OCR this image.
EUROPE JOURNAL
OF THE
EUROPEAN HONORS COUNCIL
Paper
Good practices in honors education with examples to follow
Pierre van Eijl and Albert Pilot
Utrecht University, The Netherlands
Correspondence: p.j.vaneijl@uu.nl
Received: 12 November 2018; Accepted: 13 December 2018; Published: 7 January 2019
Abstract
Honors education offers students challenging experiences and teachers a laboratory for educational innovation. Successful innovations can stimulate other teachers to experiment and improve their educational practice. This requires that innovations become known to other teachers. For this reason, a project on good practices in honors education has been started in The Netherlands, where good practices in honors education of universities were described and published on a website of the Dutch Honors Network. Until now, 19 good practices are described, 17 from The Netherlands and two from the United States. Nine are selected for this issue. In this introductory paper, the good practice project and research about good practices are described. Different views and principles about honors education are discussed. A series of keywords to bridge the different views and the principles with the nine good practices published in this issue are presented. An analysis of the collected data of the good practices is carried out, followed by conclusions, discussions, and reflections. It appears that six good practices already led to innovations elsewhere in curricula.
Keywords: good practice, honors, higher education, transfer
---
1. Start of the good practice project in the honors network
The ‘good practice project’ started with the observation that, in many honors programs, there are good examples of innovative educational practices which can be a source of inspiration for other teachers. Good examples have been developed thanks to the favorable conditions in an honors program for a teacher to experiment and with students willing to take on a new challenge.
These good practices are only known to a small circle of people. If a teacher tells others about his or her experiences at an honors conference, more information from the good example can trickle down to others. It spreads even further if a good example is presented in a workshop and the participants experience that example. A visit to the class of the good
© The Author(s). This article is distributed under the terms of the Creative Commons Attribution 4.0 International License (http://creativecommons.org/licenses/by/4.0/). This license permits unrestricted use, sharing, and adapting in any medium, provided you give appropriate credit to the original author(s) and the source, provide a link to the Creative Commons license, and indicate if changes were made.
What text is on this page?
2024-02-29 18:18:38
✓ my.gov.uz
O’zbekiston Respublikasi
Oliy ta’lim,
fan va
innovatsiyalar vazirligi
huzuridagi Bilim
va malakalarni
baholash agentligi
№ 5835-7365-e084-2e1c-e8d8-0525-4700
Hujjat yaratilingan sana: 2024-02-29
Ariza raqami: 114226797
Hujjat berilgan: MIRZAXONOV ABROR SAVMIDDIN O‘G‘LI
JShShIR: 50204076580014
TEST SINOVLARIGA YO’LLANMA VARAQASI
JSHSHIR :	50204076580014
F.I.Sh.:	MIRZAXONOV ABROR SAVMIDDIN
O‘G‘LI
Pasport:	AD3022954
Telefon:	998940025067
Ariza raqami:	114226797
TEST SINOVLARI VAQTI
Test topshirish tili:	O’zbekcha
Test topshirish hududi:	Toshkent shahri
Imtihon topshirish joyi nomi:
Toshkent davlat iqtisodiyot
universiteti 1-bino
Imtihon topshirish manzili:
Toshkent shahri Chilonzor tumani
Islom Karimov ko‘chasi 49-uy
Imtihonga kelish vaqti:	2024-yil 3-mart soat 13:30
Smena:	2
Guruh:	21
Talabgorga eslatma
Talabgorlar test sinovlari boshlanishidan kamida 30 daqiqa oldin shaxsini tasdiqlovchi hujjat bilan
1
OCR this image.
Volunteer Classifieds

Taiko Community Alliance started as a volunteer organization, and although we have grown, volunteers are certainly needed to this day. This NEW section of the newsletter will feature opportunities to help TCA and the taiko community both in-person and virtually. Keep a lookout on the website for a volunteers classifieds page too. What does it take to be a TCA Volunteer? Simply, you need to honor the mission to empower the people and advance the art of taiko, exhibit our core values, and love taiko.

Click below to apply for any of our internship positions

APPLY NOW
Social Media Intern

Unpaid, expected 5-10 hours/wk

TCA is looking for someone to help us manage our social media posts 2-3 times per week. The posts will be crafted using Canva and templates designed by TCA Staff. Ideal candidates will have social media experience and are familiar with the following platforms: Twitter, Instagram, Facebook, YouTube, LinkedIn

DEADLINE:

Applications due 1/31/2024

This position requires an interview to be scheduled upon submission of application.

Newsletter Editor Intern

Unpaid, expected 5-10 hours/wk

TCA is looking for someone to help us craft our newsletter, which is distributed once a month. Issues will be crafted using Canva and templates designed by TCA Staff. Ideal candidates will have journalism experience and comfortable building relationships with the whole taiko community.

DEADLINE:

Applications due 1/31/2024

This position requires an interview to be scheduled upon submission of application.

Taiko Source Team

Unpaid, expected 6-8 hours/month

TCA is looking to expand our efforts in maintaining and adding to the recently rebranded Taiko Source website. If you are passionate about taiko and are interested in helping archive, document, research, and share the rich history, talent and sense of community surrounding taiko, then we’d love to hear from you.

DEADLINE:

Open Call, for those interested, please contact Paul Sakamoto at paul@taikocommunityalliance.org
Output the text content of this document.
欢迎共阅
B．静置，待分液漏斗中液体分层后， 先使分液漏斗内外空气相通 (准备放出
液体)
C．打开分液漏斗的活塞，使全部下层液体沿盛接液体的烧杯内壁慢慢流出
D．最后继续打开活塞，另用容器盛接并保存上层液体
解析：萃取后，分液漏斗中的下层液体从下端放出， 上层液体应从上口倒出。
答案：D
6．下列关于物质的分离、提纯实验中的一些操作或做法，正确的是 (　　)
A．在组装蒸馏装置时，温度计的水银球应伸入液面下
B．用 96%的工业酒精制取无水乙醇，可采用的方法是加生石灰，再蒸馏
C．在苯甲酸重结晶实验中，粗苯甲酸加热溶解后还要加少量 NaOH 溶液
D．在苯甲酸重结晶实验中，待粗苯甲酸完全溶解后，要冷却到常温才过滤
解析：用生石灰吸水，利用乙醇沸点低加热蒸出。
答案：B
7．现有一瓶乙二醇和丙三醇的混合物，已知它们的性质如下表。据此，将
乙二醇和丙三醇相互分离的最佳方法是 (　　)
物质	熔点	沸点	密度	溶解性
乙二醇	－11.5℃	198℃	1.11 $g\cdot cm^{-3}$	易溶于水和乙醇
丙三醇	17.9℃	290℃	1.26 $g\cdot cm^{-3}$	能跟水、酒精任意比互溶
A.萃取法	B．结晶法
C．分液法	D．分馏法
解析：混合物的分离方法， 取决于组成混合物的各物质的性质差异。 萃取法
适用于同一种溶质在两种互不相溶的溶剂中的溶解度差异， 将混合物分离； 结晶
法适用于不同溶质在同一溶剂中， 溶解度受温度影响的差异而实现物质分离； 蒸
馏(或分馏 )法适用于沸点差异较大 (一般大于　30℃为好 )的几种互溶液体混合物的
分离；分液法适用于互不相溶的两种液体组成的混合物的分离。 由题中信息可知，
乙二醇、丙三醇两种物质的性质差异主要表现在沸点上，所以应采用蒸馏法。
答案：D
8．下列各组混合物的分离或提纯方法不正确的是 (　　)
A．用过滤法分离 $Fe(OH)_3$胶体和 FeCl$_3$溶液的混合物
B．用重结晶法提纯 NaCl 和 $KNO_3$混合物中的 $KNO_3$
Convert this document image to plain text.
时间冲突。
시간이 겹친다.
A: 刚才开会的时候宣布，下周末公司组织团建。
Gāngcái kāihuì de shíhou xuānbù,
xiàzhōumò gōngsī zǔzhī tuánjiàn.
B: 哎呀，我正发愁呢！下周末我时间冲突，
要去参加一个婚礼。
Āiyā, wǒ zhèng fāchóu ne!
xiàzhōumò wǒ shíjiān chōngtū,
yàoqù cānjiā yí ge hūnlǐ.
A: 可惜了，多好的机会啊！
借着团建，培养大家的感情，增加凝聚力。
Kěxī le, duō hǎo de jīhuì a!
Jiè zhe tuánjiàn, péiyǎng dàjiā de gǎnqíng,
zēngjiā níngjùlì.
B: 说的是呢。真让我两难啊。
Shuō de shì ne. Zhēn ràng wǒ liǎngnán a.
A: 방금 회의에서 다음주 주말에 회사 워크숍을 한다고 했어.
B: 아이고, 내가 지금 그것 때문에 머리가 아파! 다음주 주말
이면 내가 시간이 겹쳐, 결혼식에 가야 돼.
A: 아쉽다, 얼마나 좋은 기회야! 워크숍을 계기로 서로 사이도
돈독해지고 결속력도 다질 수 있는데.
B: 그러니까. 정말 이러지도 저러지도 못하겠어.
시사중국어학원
┄┄┄┄┄┄
Exercise directions
Show the lines that mention the word "xiàzhōumò".

Solution to this task
xiàzhōumò gōngsī zǔzhī tuánjiàn.
xiàzhōumò wǒ shíjiān chōngtū,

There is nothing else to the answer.